» EXERCISE OBJECTIVE
Select, from the data, each line where "alle" occurs.

Recorded data
· · · ·
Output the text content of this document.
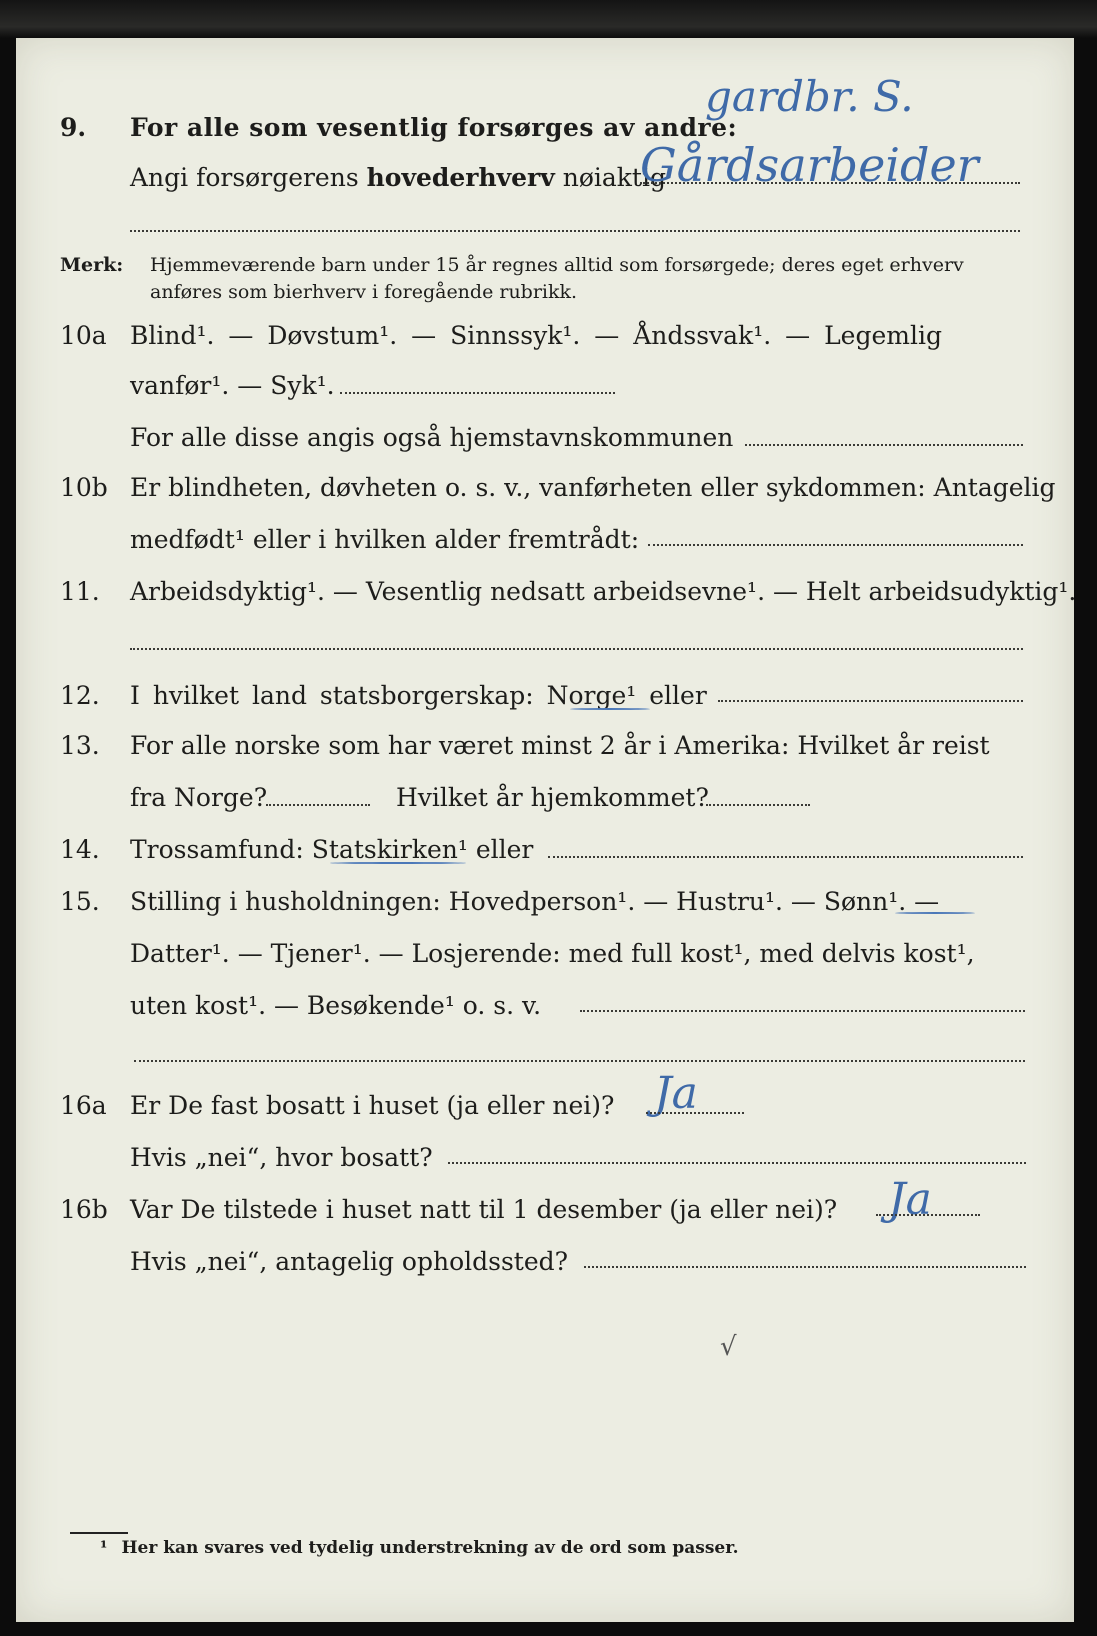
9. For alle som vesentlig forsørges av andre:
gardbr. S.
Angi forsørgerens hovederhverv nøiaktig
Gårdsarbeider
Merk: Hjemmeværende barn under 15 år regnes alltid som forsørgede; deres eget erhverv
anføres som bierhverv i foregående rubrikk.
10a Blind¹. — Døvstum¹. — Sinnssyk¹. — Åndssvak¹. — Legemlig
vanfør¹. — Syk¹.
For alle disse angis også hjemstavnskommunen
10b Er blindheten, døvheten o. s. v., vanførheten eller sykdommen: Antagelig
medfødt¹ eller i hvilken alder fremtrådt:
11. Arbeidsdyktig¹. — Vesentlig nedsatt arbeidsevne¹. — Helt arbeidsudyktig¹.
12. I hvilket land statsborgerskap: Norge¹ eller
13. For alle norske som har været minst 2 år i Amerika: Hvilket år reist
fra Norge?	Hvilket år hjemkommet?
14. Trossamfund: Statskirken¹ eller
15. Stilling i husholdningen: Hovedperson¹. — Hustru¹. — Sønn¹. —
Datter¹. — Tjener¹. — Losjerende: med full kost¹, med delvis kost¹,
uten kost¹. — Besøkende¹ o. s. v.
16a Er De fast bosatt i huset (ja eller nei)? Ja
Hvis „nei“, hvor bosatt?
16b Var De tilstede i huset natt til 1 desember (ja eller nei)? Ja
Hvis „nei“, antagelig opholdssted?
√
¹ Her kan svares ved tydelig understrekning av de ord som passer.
· · · ·
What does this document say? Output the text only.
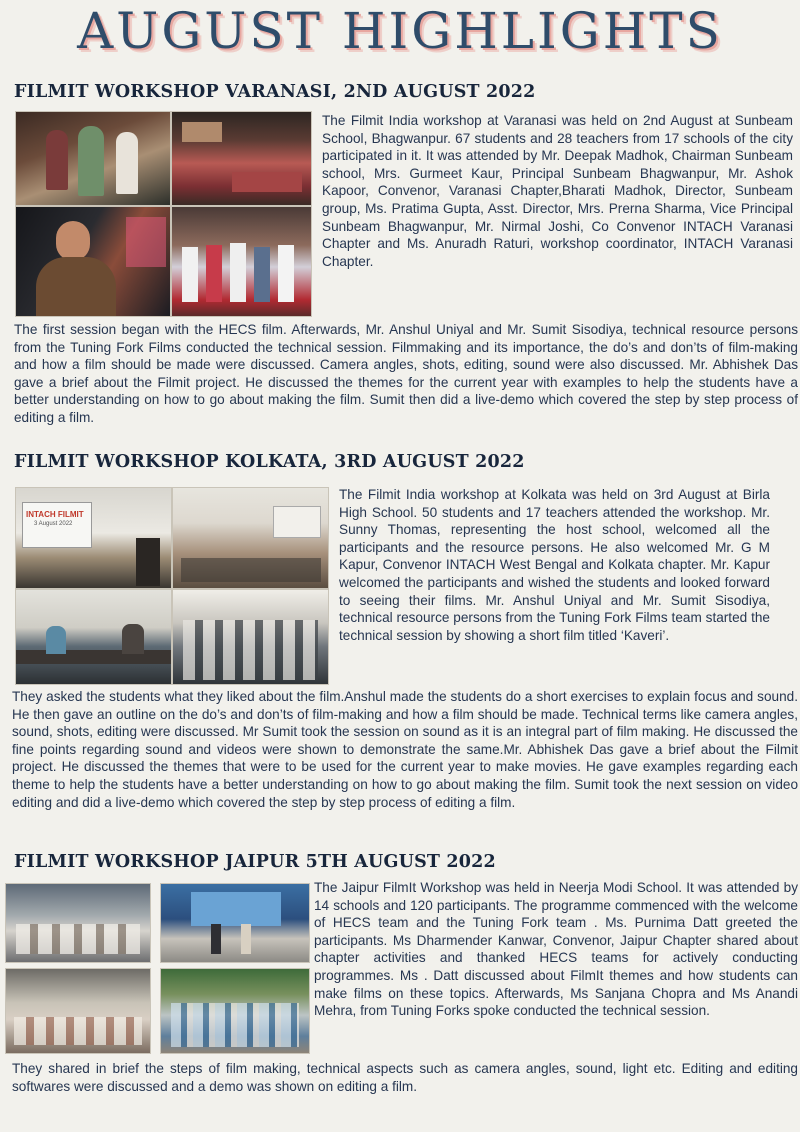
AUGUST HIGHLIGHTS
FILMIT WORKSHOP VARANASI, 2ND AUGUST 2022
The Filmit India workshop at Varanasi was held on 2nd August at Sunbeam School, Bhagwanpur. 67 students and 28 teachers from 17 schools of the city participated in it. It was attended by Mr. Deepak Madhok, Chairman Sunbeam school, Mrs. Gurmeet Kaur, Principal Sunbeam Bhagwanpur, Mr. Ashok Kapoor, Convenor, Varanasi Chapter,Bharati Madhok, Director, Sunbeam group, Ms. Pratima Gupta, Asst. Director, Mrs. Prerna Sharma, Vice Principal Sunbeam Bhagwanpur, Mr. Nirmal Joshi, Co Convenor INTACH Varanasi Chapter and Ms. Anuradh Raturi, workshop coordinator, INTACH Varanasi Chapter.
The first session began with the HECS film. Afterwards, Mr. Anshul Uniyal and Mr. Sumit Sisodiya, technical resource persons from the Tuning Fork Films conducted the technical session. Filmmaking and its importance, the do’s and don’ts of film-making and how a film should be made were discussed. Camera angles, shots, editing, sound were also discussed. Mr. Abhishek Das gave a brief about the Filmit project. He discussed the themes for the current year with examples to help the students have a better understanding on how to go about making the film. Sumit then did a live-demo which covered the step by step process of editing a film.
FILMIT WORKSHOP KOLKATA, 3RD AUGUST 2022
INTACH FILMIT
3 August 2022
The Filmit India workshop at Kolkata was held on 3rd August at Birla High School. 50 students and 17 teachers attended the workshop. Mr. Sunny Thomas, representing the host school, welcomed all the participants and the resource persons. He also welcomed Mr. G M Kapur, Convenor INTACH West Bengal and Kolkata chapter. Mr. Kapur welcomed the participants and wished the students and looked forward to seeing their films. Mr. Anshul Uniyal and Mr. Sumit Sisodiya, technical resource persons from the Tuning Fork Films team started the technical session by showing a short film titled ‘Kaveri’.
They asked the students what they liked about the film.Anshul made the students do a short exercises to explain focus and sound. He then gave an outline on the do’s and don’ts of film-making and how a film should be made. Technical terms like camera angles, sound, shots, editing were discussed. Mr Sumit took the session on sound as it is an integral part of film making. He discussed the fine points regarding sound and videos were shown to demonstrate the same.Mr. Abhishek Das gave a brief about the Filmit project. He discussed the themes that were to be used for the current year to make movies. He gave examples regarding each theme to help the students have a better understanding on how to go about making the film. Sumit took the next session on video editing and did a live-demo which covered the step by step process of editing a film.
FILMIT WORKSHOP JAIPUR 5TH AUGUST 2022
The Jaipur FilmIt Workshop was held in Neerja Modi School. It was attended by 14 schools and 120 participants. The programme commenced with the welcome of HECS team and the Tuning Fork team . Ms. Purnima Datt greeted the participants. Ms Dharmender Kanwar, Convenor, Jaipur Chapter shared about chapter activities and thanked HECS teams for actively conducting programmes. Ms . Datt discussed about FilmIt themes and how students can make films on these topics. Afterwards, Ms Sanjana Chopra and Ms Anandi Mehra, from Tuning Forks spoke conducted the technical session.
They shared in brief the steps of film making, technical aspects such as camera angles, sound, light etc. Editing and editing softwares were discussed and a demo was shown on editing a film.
· · · ·
» THE COMPLETED TASK
9. For alle som vesentlig forsørges av andre:
For alle disse angis også hjemstavnskommunen
13. For alle norske som har været minst 2 år i Amerika: Hvilket år reist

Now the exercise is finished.